* Required task *
Print out each record below, unaltered and complete, without its images.

* Excerpted records *
______

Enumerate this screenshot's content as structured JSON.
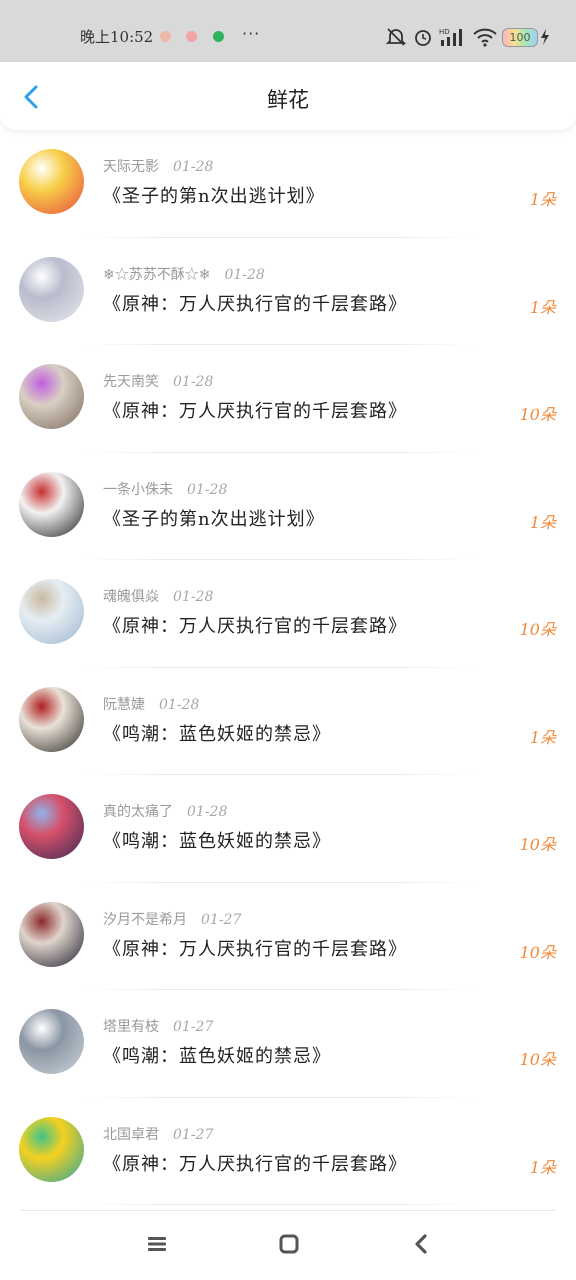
{
  "status_bar": {
    "time": "晚上10:52",
    "more": "···",
    "battery": "100"
  },
  "header": {
    "title": "鲜花"
  },
  "list": [
    {
      "user": "天际无影",
      "date": "01-28",
      "book": "《圣子的第n次出逃计划》",
      "amount": "1朵",
      "avatar_colors": [
        "#e84a3c",
        "#f7d04a",
        "#ffffff"
      ]
    },
    {
      "user": "❄☆苏苏不酥☆❄",
      "date": "01-28",
      "book": "《原神：万人厌执行官的千层套路》",
      "amount": "1朵",
      "avatar_colors": [
        "#e8e8ee",
        "#b9bccc",
        "#ffffff"
      ]
    },
    {
      "user": "先天南笑",
      "date": "01-28",
      "book": "《原神：万人厌执行官的千层套路》",
      "amount": "10朵",
      "avatar_colors": [
        "#7a6a5a",
        "#d9cfc4",
        "#c060e0"
      ]
    },
    {
      "user": "一条小侏未",
      "date": "01-28",
      "book": "《圣子的第n次出逃计划》",
      "amount": "1朵",
      "avatar_colors": [
        "#1f1f1f",
        "#f2f2f2",
        "#c83030"
      ]
    },
    {
      "user": "魂魄俱焱",
      "date": "01-28",
      "book": "《原神：万人厌执行官的千层套路》",
      "amount": "10朵",
      "avatar_colors": [
        "#9cb6cf",
        "#e6eef3",
        "#c9b8a0"
      ]
    },
    {
      "user": "阮慧婕",
      "date": "01-28",
      "book": "《鸣潮：蓝色妖姬的禁忌》",
      "amount": "1朵",
      "avatar_colors": [
        "#2a2622",
        "#e9e2d8",
        "#b02020"
      ]
    },
    {
      "user": "真的太痛了",
      "date": "01-28",
      "book": "《鸣潮：蓝色妖姬的禁忌》",
      "amount": "10朵",
      "avatar_colors": [
        "#3a2a55",
        "#d6506a",
        "#8fb4e8"
      ]
    },
    {
      "user": "汐月不是希月",
      "date": "01-27",
      "book": "《原神：万人厌执行官的千层套路》",
      "amount": "10朵",
      "avatar_colors": [
        "#1e1e2e",
        "#e0d4cc",
        "#8a2a2a"
      ]
    },
    {
      "user": "塔里有枝",
      "date": "01-27",
      "book": "《鸣潮：蓝色妖姬的禁忌》",
      "amount": "10朵",
      "avatar_colors": [
        "#cfd6dc",
        "#8a96a3",
        "#ffffff"
      ]
    },
    {
      "user": "北国卓君",
      "date": "01-27",
      "book": "《原神：万人厌执行官的千层套路》",
      "amount": "1朵",
      "avatar_colors": [
        "#27a6a0",
        "#f5d020",
        "#3fc48a"
      ]
    }
  ],
  "colors": {
    "accent": "#2a9ee8",
    "amount": "#f08a3c",
    "status_bar_bg": "#d9d9d9"
  },
  "icons": {
    "back": "back-arrow-icon",
    "menu": "menu-icon",
    "home": "home-icon",
    "back_nav": "nav-back-icon"
  }
}
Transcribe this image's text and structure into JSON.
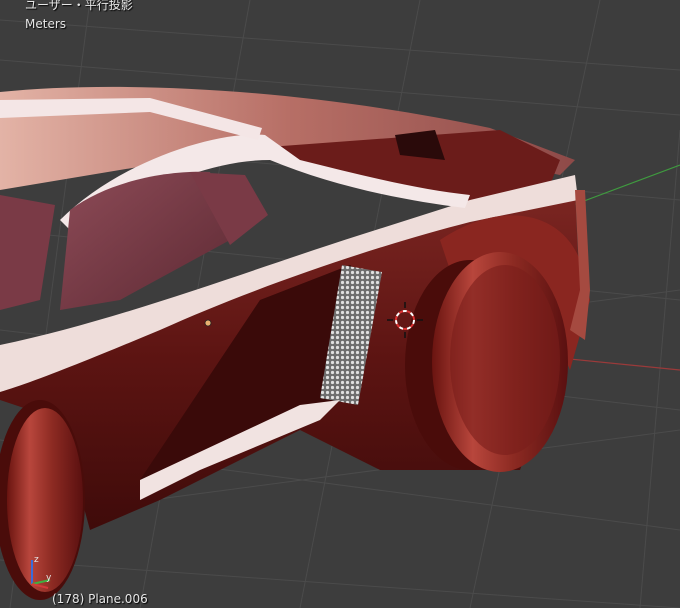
{
  "viewport": {
    "view_name": "ユーザー・平行投影",
    "units": "Meters",
    "object_info": "(178) Plane.006"
  },
  "gizmo": {
    "z_label": "z",
    "y_label": "y"
  },
  "colors": {
    "background": "#3d3d3d",
    "grid": "#4a4a4a",
    "axis_x": "#9b3a3a",
    "axis_y": "#3f9b3f",
    "body_dark": "#5a1010",
    "body_mid": "#8a2a25",
    "body_light": "#c9857c",
    "highlight": "#f2e6e6"
  }
}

______

* Complete answer *
Enumerate this screenshot's content as structured JSON.
{
  "status_bar": {
    "time": "晚上10:52",
    "more": "···",
    "battery": "100"
  },
  "header": {
    "title": "鲜花"
  },
  "list": [
    {
      "user": "天际无影",
      "date": "01-28",
      "book": "《圣子的第n次出逃计划》",
      "amount": "1朵",
      "avatar_colors": [
        "#e84a3c",
        "#f7d04a",
        "#ffffff"
      ]
    },
    {
      "user": "❄☆苏苏不酥☆❄",
      "date": "01-28",
      "book": "《原神：万人厌执行官的千层套路》",
      "amount": "1朵",
      "avatar_colors": [
        "#e8e8ee",
        "#b9bccc",
        "#ffffff"
      ]
    },
    {
      "user": "先天南笑",
      "date": "01-28",
      "book": "《原神：万人厌执行官的千层套路》",
      "amount": "10朵",
      "avatar_colors": [
        "#7a6a5a",
        "#d9cfc4",
        "#c060e0"
      ]
    },
    {
      "user": "一条小侏未",
      "date": "01-28",
      "book": "《圣子的第n次出逃计划》",
      "amount": "1朵",
      "avatar_colors": [
        "#1f1f1f",
        "#f2f2f2",
        "#c83030"
      ]
    },
    {
      "user": "魂魄俱焱",
      "date": "01-28",
      "book": "《原神：万人厌执行官的千层套路》",
      "amount": "10朵",
      "avatar_colors": [
        "#9cb6cf",
        "#e6eef3",
        "#c9b8a0"
      ]
    },
    {
      "user": "阮慧婕",
      "date": "01-28",
      "book": "《鸣潮：蓝色妖姬的禁忌》",
      "amount": "1朵",
      "avatar_colors": [
        "#2a2622",
        "#e9e2d8",
        "#b02020"
      ]
    },
    {
      "user": "真的太痛了",
      "date": "01-28",
      "book": "《鸣潮：蓝色妖姬的禁忌》",
      "amount": "10朵",
      "avatar_colors": [
        "#3a2a55",
        "#d6506a",
        "#8fb4e8"
      ]
    },
    {
      "user": "汐月不是希月",
      "date": "01-27",
      "book": "《原神：万人厌执行官的千层套路》",
      "amount": "10朵",
      "avatar_colors": [
        "#1e1e2e",
        "#e0d4cc",
        "#8a2a2a"
      ]
    },
    {
      "user": "塔里有枝",
      "date": "01-27",
      "book": "《鸣潮：蓝色妖姬的禁忌》",
      "amount": "10朵",
      "avatar_colors": [
        "#cfd6dc",
        "#8a96a3",
        "#ffffff"
      ]
    },
    {
      "user": "北国卓君",
      "date": "01-27",
      "book": "《原神：万人厌执行官的千层套路》",
      "amount": "1朵",
      "avatar_colors": [
        "#27a6a0",
        "#f5d020",
        "#3fc48a"
      ]
    }
  ],
  "colors": {
    "accent": "#2a9ee8",
    "amount": "#f08a3c",
    "status_bar_bg": "#d9d9d9"
  },
  "icons": {
    "back": "back-arrow-icon",
    "menu": "menu-icon",
    "home": "home-icon",
    "back_nav": "nav-back-icon"
  }
}
Transcribe this image's text and structure into JSON.
{
  "viewport": {
    "view_name": "ユーザー・平行投影",
    "units": "Meters",
    "object_info": "(178) Plane.006"
  },
  "gizmo": {
    "z_label": "z",
    "y_label": "y"
  },
  "colors": {
    "background": "#3d3d3d",
    "grid": "#4a4a4a",
    "axis_x": "#9b3a3a",
    "axis_y": "#3f9b3f",
    "body_dark": "#5a1010",
    "body_mid": "#8a2a25",
    "body_light": "#c9857c",
    "highlight": "#f2e6e6"
  }
}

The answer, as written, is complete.